[Extracted data entries]
--- START ---
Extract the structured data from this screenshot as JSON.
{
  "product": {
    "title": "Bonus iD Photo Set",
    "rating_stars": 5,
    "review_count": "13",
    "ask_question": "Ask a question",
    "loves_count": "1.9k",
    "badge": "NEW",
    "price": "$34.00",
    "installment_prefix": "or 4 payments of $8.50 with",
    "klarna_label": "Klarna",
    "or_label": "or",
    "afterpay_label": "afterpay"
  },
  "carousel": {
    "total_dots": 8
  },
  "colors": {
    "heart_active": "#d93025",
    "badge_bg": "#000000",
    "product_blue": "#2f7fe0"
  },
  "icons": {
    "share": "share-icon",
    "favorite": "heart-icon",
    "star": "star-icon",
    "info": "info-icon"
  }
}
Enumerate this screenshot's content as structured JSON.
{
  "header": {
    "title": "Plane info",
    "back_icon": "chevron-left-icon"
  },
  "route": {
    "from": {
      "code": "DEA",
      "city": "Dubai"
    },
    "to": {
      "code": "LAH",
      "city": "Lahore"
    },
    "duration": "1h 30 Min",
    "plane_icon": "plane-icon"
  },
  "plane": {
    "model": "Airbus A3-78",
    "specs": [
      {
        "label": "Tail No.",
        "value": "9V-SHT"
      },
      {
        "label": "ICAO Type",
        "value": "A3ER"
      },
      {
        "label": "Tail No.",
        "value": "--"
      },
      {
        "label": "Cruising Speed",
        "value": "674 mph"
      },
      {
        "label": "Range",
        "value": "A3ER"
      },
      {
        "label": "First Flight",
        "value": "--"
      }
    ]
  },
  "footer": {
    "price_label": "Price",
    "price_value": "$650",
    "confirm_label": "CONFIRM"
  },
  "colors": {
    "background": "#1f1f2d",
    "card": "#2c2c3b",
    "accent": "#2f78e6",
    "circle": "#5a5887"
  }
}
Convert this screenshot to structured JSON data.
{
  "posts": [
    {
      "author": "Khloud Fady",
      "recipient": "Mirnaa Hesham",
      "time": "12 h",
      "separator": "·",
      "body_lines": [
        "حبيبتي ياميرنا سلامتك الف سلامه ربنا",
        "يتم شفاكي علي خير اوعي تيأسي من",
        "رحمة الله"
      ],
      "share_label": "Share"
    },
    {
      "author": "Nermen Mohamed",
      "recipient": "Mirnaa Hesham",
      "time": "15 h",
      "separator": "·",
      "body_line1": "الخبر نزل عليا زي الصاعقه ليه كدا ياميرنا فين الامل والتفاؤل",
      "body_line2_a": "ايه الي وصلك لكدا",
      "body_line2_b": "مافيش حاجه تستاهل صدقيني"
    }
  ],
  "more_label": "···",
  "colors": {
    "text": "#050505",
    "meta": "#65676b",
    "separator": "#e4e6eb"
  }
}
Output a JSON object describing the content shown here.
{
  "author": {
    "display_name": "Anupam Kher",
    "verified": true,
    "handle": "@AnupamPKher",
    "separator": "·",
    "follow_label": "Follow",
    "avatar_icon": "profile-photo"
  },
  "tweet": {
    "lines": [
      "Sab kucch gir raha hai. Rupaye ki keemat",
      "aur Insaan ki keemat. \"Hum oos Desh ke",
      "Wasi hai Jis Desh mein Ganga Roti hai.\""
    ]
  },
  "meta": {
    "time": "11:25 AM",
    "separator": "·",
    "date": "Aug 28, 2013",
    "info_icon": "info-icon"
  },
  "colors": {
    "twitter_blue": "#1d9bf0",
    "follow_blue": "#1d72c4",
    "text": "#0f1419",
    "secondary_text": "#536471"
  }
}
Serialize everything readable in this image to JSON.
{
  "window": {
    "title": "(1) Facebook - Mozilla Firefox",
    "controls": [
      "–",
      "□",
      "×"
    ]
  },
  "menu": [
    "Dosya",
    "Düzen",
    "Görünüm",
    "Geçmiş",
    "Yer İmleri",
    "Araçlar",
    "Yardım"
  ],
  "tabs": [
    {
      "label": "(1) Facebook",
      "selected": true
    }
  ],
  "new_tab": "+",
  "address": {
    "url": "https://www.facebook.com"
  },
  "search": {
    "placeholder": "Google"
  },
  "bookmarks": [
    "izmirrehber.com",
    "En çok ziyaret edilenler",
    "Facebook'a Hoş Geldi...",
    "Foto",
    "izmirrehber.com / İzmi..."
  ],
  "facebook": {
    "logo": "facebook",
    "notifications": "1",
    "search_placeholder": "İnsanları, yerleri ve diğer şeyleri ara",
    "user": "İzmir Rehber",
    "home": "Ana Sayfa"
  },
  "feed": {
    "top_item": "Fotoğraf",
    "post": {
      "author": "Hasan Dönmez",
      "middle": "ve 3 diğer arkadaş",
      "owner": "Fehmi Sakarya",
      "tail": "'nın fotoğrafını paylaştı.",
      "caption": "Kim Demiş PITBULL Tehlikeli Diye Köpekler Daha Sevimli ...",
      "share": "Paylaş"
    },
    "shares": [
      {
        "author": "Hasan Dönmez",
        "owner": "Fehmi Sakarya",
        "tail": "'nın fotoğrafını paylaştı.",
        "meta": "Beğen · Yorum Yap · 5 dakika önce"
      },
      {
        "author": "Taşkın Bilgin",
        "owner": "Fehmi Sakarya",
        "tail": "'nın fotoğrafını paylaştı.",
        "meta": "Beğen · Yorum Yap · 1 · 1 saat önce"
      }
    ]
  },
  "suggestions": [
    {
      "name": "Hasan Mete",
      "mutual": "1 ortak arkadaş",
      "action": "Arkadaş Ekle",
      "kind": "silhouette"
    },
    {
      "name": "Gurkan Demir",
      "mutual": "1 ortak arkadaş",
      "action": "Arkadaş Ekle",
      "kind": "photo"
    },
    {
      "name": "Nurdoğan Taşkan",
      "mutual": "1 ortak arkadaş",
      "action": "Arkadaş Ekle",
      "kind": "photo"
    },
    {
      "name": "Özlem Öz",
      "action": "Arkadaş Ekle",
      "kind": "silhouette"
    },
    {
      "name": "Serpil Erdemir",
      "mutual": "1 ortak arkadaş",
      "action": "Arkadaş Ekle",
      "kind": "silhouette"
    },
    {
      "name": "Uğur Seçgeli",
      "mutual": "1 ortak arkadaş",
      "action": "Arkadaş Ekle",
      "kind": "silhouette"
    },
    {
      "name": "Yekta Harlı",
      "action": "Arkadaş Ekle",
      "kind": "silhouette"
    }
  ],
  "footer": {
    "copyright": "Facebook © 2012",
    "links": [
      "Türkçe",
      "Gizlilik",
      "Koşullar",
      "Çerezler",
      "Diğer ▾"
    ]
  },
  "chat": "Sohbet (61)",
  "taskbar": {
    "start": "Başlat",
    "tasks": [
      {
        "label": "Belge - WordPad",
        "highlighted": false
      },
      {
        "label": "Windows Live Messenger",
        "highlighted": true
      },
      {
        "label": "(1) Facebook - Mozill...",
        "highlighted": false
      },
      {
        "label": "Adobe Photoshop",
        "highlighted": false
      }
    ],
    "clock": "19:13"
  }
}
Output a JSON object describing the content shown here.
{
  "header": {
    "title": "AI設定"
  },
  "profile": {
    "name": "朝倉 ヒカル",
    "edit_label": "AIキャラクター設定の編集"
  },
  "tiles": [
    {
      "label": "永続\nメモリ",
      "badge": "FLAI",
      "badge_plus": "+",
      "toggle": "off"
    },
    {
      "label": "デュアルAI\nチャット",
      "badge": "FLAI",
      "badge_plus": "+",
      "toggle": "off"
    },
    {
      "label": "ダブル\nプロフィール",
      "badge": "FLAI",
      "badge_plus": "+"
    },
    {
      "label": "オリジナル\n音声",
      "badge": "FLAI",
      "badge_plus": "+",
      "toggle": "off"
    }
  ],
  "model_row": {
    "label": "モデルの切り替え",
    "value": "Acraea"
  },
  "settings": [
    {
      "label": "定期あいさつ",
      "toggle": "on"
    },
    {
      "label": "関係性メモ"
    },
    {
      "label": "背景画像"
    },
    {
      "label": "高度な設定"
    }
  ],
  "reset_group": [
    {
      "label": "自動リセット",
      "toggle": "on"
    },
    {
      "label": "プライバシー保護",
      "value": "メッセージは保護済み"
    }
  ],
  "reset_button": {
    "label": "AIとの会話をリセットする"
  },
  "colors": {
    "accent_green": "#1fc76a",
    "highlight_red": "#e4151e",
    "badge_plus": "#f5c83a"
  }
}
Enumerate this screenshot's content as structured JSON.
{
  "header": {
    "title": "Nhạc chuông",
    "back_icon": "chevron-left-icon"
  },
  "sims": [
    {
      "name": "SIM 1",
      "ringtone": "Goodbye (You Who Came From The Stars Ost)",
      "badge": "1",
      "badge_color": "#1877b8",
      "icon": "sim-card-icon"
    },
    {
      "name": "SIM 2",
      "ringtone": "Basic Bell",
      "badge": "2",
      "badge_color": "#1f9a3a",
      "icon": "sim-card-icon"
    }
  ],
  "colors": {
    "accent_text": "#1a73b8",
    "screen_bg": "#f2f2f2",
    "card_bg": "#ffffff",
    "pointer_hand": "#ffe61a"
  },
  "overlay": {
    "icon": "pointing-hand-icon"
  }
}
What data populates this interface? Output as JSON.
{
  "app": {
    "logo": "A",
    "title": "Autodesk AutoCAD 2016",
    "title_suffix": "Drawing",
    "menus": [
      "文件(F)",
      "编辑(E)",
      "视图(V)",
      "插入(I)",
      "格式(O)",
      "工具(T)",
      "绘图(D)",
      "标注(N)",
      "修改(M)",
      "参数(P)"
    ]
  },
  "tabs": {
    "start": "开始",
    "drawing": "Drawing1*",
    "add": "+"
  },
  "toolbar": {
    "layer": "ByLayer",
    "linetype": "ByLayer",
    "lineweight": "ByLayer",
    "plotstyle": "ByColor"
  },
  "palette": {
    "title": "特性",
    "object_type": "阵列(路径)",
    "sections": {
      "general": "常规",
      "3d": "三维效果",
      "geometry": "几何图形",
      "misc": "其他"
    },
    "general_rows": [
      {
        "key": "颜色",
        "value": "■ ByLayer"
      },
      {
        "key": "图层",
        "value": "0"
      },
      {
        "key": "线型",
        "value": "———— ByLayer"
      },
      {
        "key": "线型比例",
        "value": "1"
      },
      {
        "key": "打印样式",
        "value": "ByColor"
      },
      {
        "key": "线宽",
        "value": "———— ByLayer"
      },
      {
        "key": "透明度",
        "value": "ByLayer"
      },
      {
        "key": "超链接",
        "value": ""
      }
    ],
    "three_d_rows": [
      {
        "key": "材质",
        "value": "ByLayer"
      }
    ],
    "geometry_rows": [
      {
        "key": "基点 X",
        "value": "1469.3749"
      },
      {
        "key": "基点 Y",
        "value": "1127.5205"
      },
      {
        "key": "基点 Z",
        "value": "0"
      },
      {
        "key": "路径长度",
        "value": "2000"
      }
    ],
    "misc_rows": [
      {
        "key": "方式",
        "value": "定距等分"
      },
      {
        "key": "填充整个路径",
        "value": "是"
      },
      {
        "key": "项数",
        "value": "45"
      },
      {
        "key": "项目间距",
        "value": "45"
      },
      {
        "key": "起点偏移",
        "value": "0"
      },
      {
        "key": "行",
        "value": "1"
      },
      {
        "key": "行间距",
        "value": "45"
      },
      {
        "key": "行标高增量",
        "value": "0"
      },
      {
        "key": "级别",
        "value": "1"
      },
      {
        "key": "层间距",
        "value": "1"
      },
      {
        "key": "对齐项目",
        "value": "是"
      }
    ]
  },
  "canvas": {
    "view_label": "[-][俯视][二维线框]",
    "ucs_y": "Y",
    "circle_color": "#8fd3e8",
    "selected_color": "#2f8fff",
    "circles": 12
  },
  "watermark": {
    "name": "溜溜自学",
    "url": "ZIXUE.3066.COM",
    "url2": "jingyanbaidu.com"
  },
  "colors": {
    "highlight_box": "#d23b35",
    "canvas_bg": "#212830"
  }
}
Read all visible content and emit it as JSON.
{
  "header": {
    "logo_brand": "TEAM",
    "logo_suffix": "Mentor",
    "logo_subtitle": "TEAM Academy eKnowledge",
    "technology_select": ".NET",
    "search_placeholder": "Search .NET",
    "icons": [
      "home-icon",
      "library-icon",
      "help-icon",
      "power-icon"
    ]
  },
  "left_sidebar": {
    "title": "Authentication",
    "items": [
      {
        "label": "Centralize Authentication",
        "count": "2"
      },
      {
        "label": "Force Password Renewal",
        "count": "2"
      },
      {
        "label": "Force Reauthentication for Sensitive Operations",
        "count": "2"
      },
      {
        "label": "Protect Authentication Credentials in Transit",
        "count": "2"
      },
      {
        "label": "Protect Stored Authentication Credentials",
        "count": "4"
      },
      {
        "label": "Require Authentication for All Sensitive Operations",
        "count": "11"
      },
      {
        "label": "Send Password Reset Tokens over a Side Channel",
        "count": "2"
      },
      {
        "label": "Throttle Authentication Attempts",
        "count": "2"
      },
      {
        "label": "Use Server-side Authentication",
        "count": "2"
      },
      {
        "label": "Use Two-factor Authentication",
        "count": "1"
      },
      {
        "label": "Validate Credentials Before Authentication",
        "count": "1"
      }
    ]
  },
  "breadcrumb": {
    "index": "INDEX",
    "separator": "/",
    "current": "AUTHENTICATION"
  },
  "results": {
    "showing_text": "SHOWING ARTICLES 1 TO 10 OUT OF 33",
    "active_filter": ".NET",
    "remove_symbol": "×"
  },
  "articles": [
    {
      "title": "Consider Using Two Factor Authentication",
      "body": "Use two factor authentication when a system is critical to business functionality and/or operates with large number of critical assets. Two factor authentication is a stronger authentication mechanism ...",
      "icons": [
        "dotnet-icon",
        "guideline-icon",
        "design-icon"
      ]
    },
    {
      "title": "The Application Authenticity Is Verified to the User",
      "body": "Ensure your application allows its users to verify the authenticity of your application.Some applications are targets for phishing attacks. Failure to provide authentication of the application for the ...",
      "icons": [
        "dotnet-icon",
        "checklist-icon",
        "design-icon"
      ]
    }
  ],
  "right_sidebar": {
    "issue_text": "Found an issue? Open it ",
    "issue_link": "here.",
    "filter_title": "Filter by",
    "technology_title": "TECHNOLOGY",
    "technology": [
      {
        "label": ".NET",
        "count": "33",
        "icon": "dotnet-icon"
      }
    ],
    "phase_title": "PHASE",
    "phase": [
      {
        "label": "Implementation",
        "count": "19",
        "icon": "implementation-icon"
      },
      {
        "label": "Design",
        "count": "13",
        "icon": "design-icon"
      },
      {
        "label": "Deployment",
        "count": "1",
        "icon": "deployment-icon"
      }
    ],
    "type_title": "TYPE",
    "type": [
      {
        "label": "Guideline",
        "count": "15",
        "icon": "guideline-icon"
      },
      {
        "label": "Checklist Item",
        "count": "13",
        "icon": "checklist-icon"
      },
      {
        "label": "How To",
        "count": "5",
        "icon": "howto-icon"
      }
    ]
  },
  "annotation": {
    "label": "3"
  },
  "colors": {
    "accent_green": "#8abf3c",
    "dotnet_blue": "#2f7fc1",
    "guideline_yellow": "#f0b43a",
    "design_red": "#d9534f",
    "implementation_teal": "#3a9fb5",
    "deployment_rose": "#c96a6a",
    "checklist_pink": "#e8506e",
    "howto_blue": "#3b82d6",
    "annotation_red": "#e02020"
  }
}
--- END ---
» **GIVEN INSTRUCTION**
Give only the count of lines in the data that include the string "author".

» **CORRECT ANSWER**
6